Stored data
☆ ☆ ☆ ☆ ☆ ☆ ☆
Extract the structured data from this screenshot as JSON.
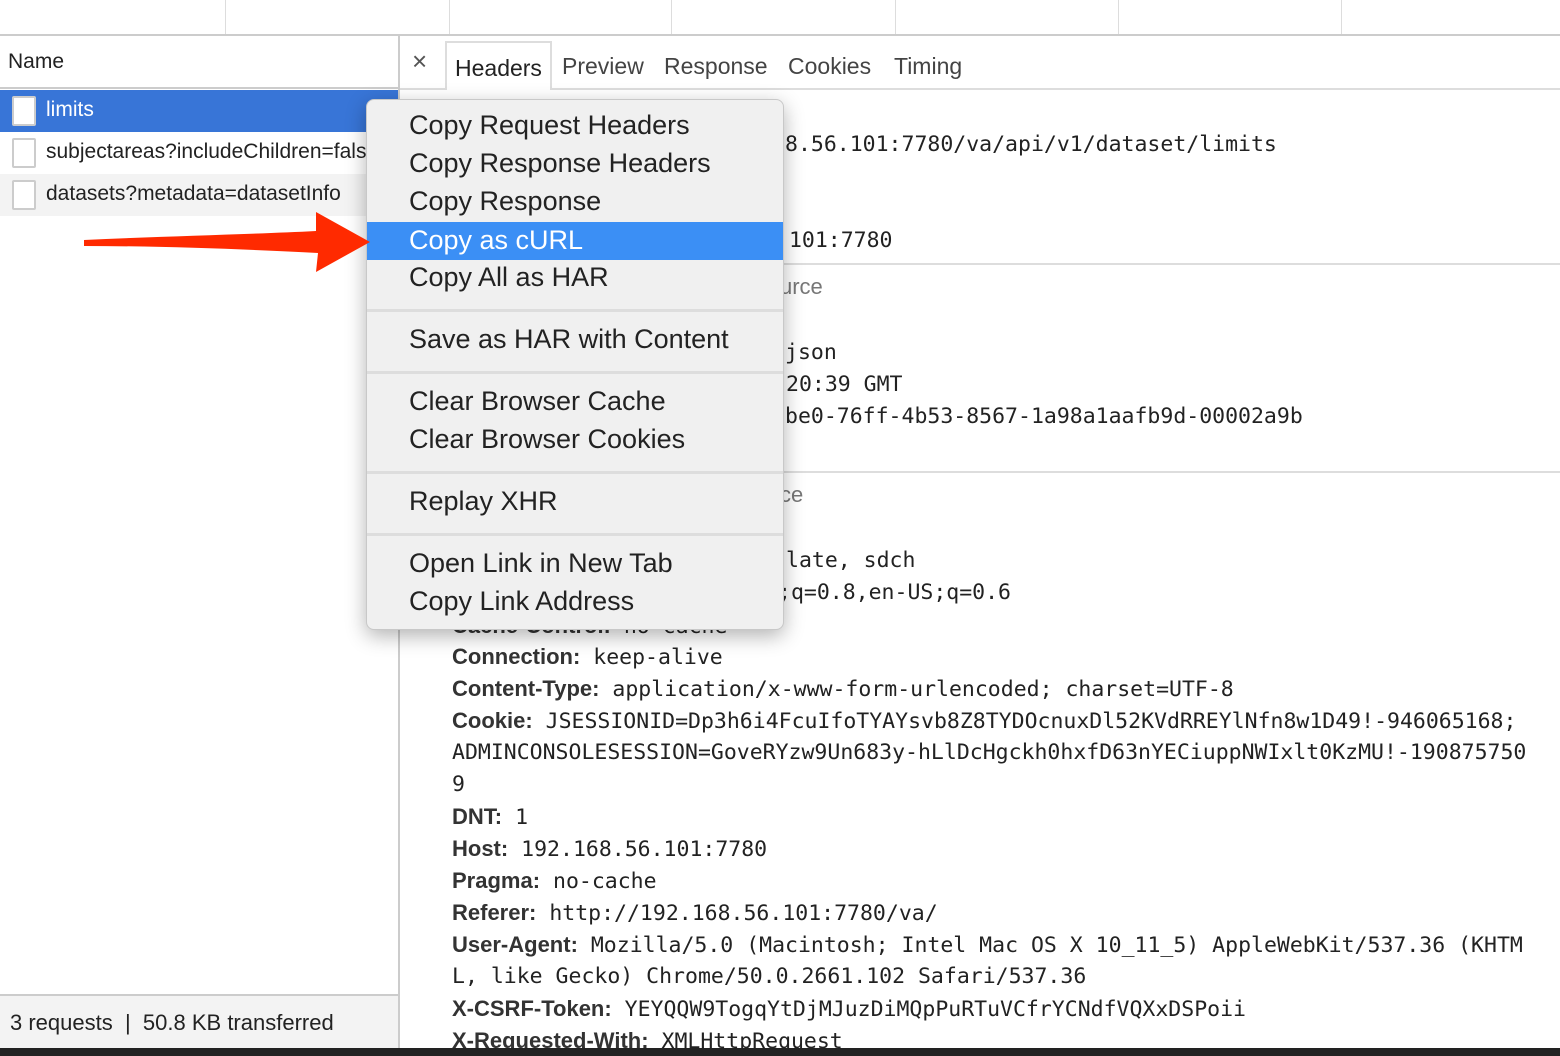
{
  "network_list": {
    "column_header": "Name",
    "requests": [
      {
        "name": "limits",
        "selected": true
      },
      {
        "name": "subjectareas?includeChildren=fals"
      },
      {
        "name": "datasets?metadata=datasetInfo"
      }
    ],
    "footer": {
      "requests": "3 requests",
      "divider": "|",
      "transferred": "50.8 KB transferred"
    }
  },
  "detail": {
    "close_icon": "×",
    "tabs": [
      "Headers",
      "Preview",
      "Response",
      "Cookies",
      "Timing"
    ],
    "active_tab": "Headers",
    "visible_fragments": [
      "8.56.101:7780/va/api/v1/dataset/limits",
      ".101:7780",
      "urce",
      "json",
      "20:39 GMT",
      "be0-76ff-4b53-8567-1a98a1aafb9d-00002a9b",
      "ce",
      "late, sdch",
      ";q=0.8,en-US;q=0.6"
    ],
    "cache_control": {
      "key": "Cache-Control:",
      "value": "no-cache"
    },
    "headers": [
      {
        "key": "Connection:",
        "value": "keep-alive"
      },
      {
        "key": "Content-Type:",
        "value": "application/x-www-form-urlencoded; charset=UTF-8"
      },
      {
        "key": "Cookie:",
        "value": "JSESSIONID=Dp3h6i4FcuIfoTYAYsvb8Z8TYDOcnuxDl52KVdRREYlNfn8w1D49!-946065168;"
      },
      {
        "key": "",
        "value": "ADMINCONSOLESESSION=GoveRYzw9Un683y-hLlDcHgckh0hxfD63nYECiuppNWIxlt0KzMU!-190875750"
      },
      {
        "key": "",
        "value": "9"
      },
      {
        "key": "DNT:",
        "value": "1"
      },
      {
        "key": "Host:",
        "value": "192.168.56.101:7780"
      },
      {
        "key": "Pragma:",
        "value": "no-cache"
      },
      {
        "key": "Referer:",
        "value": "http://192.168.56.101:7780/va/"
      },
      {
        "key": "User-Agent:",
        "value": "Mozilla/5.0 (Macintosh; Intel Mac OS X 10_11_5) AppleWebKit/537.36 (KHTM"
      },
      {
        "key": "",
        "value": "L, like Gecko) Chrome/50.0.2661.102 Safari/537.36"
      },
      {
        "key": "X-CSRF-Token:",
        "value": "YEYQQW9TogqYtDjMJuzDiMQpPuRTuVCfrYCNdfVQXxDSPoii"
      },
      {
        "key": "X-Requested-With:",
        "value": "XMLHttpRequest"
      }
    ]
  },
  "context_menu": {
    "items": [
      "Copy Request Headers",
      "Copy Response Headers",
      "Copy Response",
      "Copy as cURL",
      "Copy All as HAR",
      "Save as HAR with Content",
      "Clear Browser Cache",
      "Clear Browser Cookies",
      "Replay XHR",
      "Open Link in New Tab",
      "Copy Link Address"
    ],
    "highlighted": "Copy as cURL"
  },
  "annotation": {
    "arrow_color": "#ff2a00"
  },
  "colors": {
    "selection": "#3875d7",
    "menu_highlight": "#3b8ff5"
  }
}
☆ ☆ ☆ ☆ ☆ ☆ ☆
§ Exercise requirements
Which lines contain the word "Browser"? Copy each of them.

§ Result of the exercise
      "Clear Browser Cache",
      "Clear Browser Cookies",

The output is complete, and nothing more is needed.